STATED EXERCISE | Reproduce exactly the lines from the one that holds "Give me a plain-text" through the last line of the entries, both ends included, but not the pictures.

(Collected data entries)
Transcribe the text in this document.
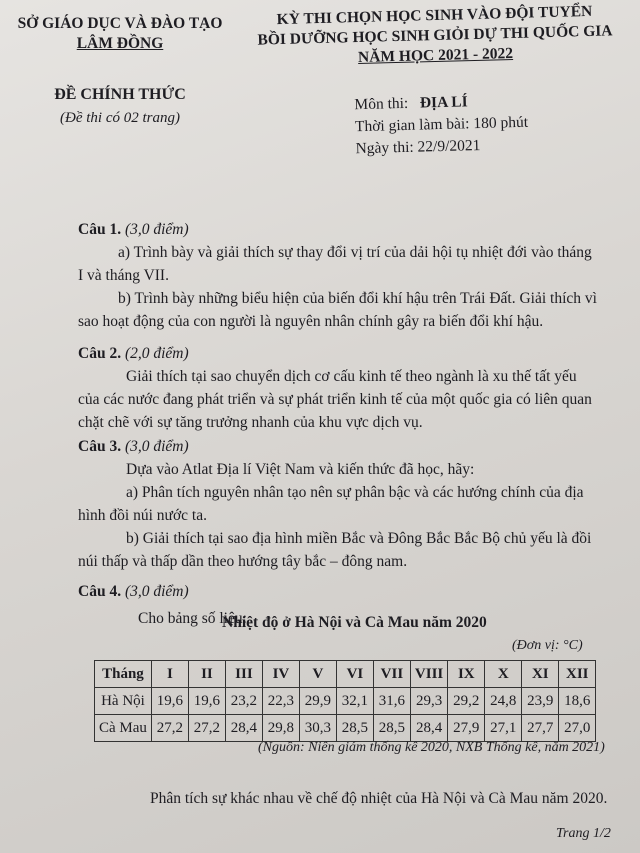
SỞ GIÁO DỤC VÀ ĐÀO TẠO
LÂM ĐỒNG
ĐỀ CHÍNH THỨC
(Đề thi có 02 trang)
KỲ THI CHỌN HỌC SINH VÀO ĐỘI TUYỂN
BỒI DƯỠNG HỌC SINH GIỎI DỰ THI QUỐC GIA
NĂM HỌC 2021 - 2022
Môn thi: ĐỊA LÍ
Thời gian làm bài: 180 phút
Ngày thi: 22/9/2021
Câu 1. (3,0 điểm)
a) Trình bày và giải thích sự thay đổi vị trí của dải hội tụ nhiệt đới vào tháng I và tháng VII.
b) Trình bày những biểu hiện của biến đổi khí hậu trên Trái Đất. Giải thích vì sao hoạt động của con người là nguyên nhân chính gây ra biến đổi khí hậu.
Câu 2. (2,0 điểm)
Giải thích tại sao chuyển dịch cơ cấu kinh tế theo ngành là xu thế tất yếu của các nước đang phát triển và sự phát triển kinh tế của một quốc gia có liên quan chặt chẽ với sự tăng trưởng nhanh của khu vực dịch vụ.
Câu 3. (3,0 điểm)
Dựa vào Atlat Địa lí Việt Nam và kiến thức đã học, hãy:
a) Phân tích nguyên nhân tạo nên sự phân bậc và các hướng chính của địa hình đồi núi nước ta.
b) Giải thích tại sao địa hình miền Bắc và Đông Bắc Bắc Bộ chủ yếu là đồi núi thấp và thấp dần theo hướng tây bắc – đông nam.
Câu 4. (3,0 điểm)
Cho bảng số liệu:
Nhiệt độ ở Hà Nội và Cà Mau năm 2020
(Đơn vị: °C)
Tháng	I	II	III	IV	V	VI	VII	VIII	IX	X	XI	XII
Hà Nội	19,6	19,6	23,2	22,3	29,9	32,1	31,6	29,3	29,2	24,8	23,9	18,6
Cà Mau	27,2	27,2	28,4	29,8	30,3	28,5	28,5	28,4	27,9	27,1	27,7	27,0
(Nguồn: Niên giám thống kê 2020, NXB Thống kê, năm 2021)
Phân tích sự khác nhau về chế độ nhiệt của Hà Nội và Cà Mau năm 2020.
Trang 1/2
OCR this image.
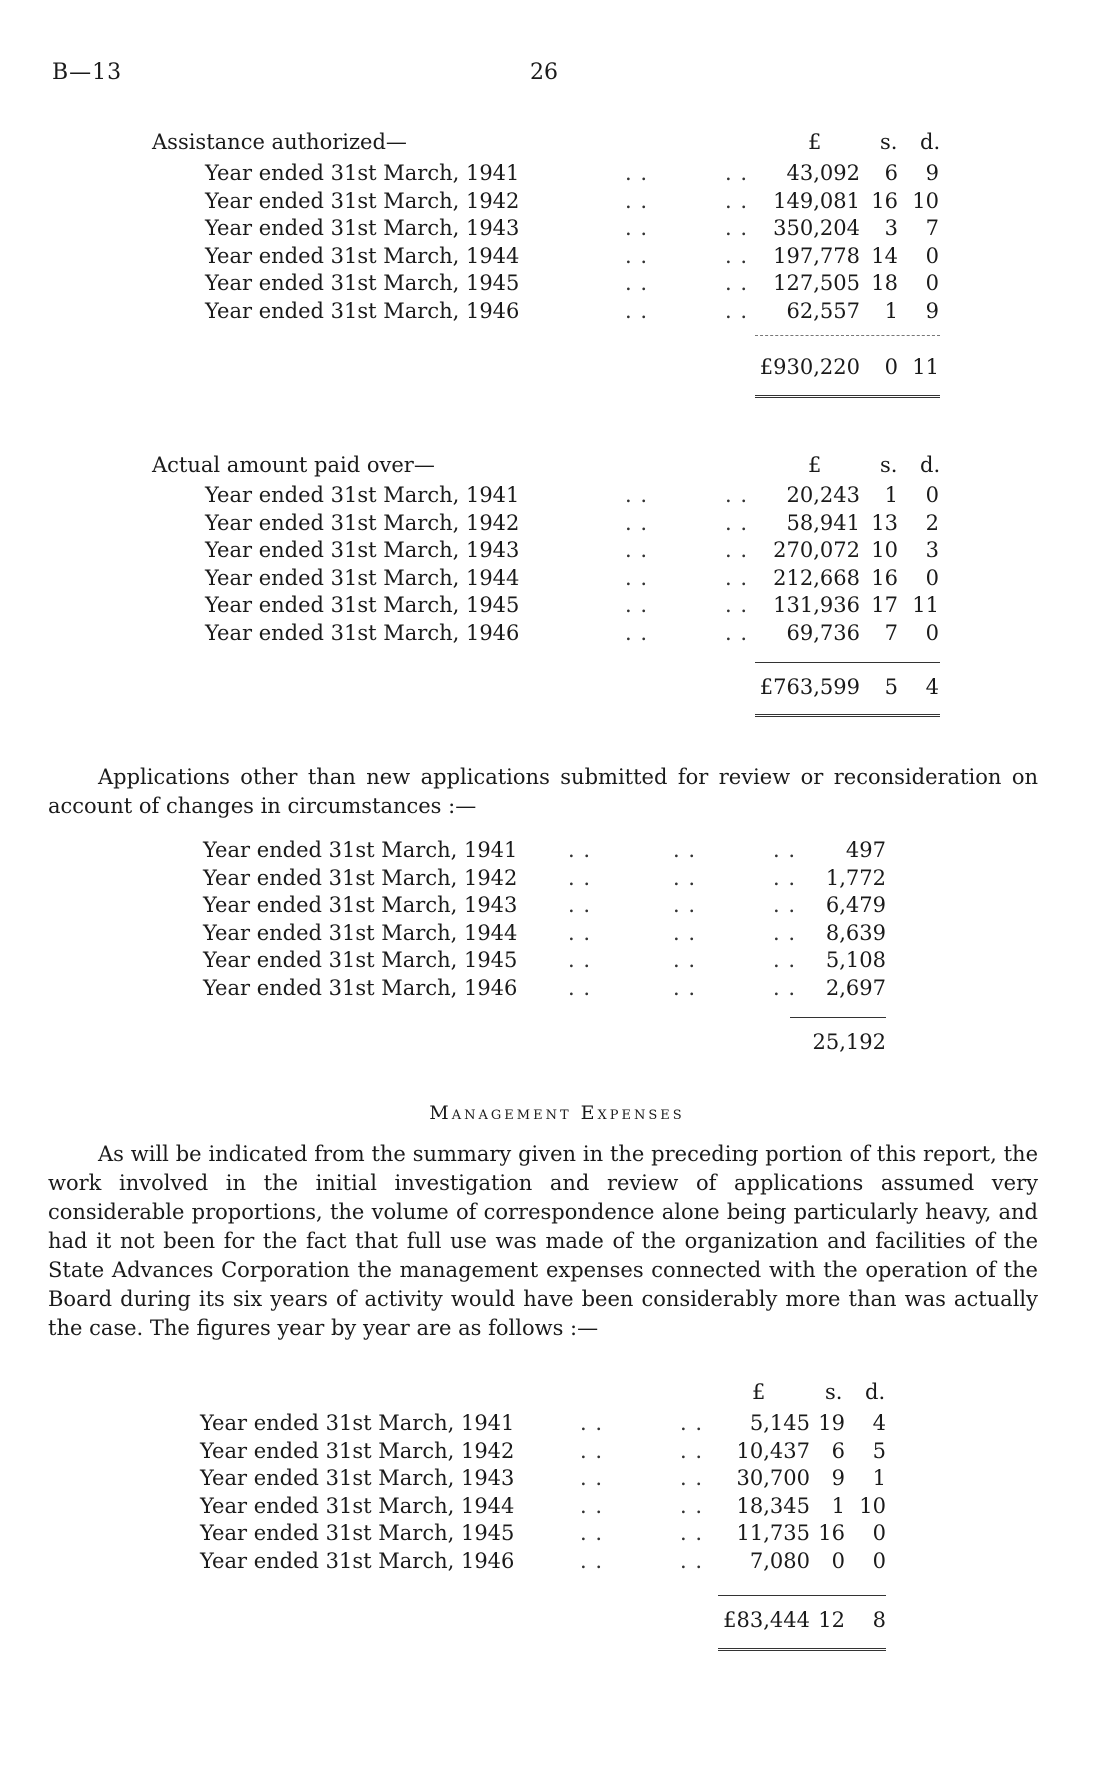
B—13	26
Assistance authorized—	£	s. d.
Year ended 31st March, 1941	. .	. .	43,092	6	9
Year ended 31st March, 1942	. .	. .	149,081 16 10
Year ended 31st March, 1943	. .	. .	350,204	3	7
Year ended 31st March, 1944	. .	. .	197,778 14	0
Year ended 31st March, 1945	. .	. .	127,505 18	0
Year ended 31st March, 1946	. .	. .	62,557	1	9
£930,220	0 11
Actual amount paid over—	£	s. d.
Year ended 31st March, 1941	. .	. .	20,243	1	0
Year ended 31st March, 1942	. .	. .	58,941 13	2
Year ended 31st March, 1943	. .	. .	270,072 10	3
Year ended 31st March, 1944	. .	. .	212,668 16	0
Year ended 31st March, 1945	. .	. .	131,936 17 11
Year ended 31st March, 1946	. .	. .	69,736	7	0
£763,599	5	4

Applications other than new applications submitted for review or reconsideration on account of changes in circumstances :—

Year ended 31st March, 1941 . .	. .	. .	497
Year ended 31st March, 1942 . .	. .	. .	1,772
Year ended 31st March, 1943 . .	. .	. .	6,479
Year ended 31st March, 1944 . .	. .	. .	8,639
Year ended 31st March, 1945 . .	. .	. .	5,108
Year ended 31st March, 1946 . .	. .	. .	2,697
25,192
Management Expenses

As will be indicated from the summary given in the preceding portion of this report, the work involved in the initial investigation and review of applications assumed very considerable proportions, the volume of correspondence alone being particularly heavy, and had it not been for the fact that full use was made of the organization and facilities of the State Advances Corporation the management expenses connected with the operation of the Board during its six years of activity would have been considerably more than was actually the case. The figures year by year are as follows :—

£	s. d.
Year ended 31st March, 1941	. .	. .	5,145 19	4
Year ended 31st March, 1942	. .	. .	10,437	6	5
Year ended 31st March, 1943	. .	. .	30,700	9	1
Year ended 31st March, 1944	. .	. .	18,345	1 10
Year ended 31st March, 1945	. .	. .	11,735 16	0
Year ended 31st March, 1946	. .	. .	7,080	0	0
£83,444 12	8
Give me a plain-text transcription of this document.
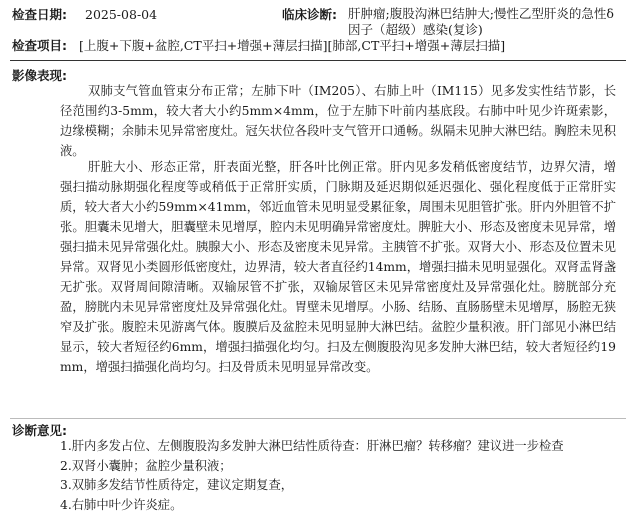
检查日期: 2025-08-04	临床诊断: 肝肿瘤;腹股沟淋巴结肿大;慢性乙型肝炎的急性δ因子（超级）感染(复诊)
检查项目: [上腹+下腹+盆腔,CT平扫+增强+薄层扫描][肺部,CT平扫+增强+薄层扫描]
影像表现:
双肺支气管血管束分布正常；左肺下叶（IM205）、右肺上叶（IM115）见多发实性结节影，长径范围约3-5mm，较大者大小约5mm×4mm，位于左肺下叶前内基底段。右肺中叶见少许斑索影，边缘模糊；余肺未见异常密度灶。冠矢状位各段叶支气管开口通畅。纵隔未见肿大淋巴结。胸腔未见积液。
肝脏大小、形态正常，肝表面光整，肝各叶比例正常。肝内见多发稍低密度结节，边界欠清，增强扫描动脉期强化程度等或稍低于正常肝实质，门脉期及延迟期似延迟强化、强化程度低于正常肝实质，较大者大小约59mm×41mm，邻近血管未见明显受累征象，周围未见胆管扩张。肝内外胆管不扩张。胆囊未见增大，胆囊壁未见增厚，腔内未见明确异常密度灶。脾脏大小、形态及密度未见异常，增强扫描未见异常强化灶。胰腺大小、形态及密度未见异常。主胰管不扩张。双肾大小、形态及位置未见异常。双肾见小类圆形低密度灶，边界清，较大者直径约14mm，增强扫描未见明显强化。双肾盂肾盏无扩张。双肾周间隙清晰。双输尿管不扩张，双输尿管区未见异常密度灶及异常强化灶。膀胱部分充盈，膀胱内未见异常密度灶及异常强化灶。胃壁未见增厚。小肠、结肠、直肠肠壁未见增厚，肠腔无狭窄及扩张。腹腔未见游离气体。腹膜后及盆腔未见明显肿大淋巴结。盆腔少量积液。肝门部见小淋巴结显示，较大者短径约6mm，增强扫描强化均匀。扫及左侧腹股沟见多发肿大淋巴结，较大者短径约19mm，增强扫描强化尚均匀。扫及骨质未见明显异常改变。
诊断意见:
1.肝内多发占位、左侧腹股沟多发肿大淋巴结性质待查：肝淋巴瘤？转移瘤？建议进一步检查
2.双肾小囊肿；盆腔少量积液；
3.双肺多发结节性质待定，建议定期复查，
4.右肺中叶少许炎症。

THE COMPLETED TASK |
Give me a plain-text transcription of this document.
检查日期: 2025-08-04	临床诊断: 肝肿瘤;腹股沟淋巴结肿大;慢性乙型肝炎的急性δ因子（超级）感染(复诊)
检查项目: [上腹+下腹+盆腔,CT平扫+增强+薄层扫描][肺部,CT平扫+增强+薄层扫描]
影像表现:
双肺支气管血管束分布正常；左肺下叶（IM205）、右肺上叶（IM115）见多发实性结节影，长径范围约3-5mm，较大者大小约5mm×4mm，位于左肺下叶前内基底段。右肺中叶见少许斑索影，边缘模糊；余肺未见异常密度灶。冠矢状位各段叶支气管开口通畅。纵隔未见肿大淋巴结。胸腔未见积液。
肝脏大小、形态正常，肝表面光整，肝各叶比例正常。肝内见多发稍低密度结节，边界欠清，增强扫描动脉期强化程度等或稍低于正常肝实质，门脉期及延迟期似延迟强化、强化程度低于正常肝实质，较大者大小约59mm×41mm，邻近血管未见明显受累征象，周围未见胆管扩张。肝内外胆管不扩张。胆囊未见增大，胆囊壁未见增厚，腔内未见明确异常密度灶。脾脏大小、形态及密度未见异常，增强扫描未见异常强化灶。胰腺大小、形态及密度未见异常。主胰管不扩张。双肾大小、形态及位置未见异常。双肾见小类圆形低密度灶，边界清，较大者直径约14mm，增强扫描未见明显强化。双肾盂肾盏无扩张。双肾周间隙清晰。双输尿管不扩张，双输尿管区未见异常密度灶及异常强化灶。膀胱部分充盈，膀胱内未见异常密度灶及异常强化灶。胃壁未见增厚。小肠、结肠、直肠肠壁未见增厚，肠腔无狭窄及扩张。腹腔未见游离气体。腹膜后及盆腔未见明显肿大淋巴结。盆腔少量积液。肝门部见小淋巴结显示，较大者短径约6mm，增强扫描强化均匀。扫及左侧腹股沟见多发肿大淋巴结，较大者短径约19mm，增强扫描强化尚均匀。扫及骨质未见明显异常改变。
诊断意见:
1.肝内多发占位、左侧腹股沟多发肿大淋巴结性质待查：肝淋巴瘤？转移瘤？建议进一步检查
2.双肾小囊肿；盆腔少量积液；
3.双肺多发结节性质待定，建议定期复查，
4.右肺中叶少许炎症。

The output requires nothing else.